═════ PROVIDED DATA ═════

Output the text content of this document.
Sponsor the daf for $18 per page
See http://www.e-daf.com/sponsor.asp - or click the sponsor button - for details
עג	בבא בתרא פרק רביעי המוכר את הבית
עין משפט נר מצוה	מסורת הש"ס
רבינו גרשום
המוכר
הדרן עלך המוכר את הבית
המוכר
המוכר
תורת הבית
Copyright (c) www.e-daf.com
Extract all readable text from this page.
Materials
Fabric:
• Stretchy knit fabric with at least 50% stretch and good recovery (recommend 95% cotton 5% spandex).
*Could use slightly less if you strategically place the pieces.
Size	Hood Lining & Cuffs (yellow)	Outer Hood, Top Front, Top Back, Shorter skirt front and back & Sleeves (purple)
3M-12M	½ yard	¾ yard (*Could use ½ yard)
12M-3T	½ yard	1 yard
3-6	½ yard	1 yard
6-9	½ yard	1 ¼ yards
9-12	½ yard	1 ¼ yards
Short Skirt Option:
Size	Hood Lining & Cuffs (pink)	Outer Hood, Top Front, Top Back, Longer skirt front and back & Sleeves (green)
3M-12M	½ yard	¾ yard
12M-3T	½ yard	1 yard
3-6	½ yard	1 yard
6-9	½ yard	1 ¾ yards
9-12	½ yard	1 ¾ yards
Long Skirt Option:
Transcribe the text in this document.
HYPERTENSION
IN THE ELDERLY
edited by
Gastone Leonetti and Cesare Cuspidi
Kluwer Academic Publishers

═════

Give the material above again, word for word.

**FULL RESPONSE:**
Output the text content of this document.
Sponsor the daf for $18 per page
See http://www.e-daf.com/sponsor.asp - or click the sponsor button - for details
עג	בבא בתרא פרק רביעי המוכר את הבית
עין משפט נר מצוה	מסורת הש"ס
רבינו גרשום
המוכר
הדרן עלך המוכר את הבית
המוכר
המוכר
תורת הבית
Copyright (c) www.e-daf.com
Extract all readable text from this page.
Materials
Fabric:
• Stretchy knit fabric with at least 50% stretch and good recovery (recommend 95% cotton 5% spandex).
*Could use slightly less if you strategically place the pieces.
Size	Hood Lining & Cuffs (yellow)	Outer Hood, Top Front, Top Back, Shorter skirt front and back & Sleeves (purple)
3M-12M	½ yard	¾ yard (*Could use ½ yard)
12M-3T	½ yard	1 yard
3-6	½ yard	1 yard
6-9	½ yard	1 ¼ yards
9-12	½ yard	1 ¼ yards
Short Skirt Option:
Size	Hood Lining & Cuffs (pink)	Outer Hood, Top Front, Top Back, Longer skirt front and back & Sleeves (green)
3M-12M	½ yard	¾ yard
12M-3T	½ yard	1 yard
3-6	½ yard	1 yard
6-9	½ yard	1 ¾ yards
9-12	½ yard	1 ¾ yards
Long Skirt Option:
Transcribe the text in this document.
HYPERTENSION
IN THE ELDERLY
edited by
Gastone Leonetti and Cesare Cuspidi
Kluwer Academic Publishers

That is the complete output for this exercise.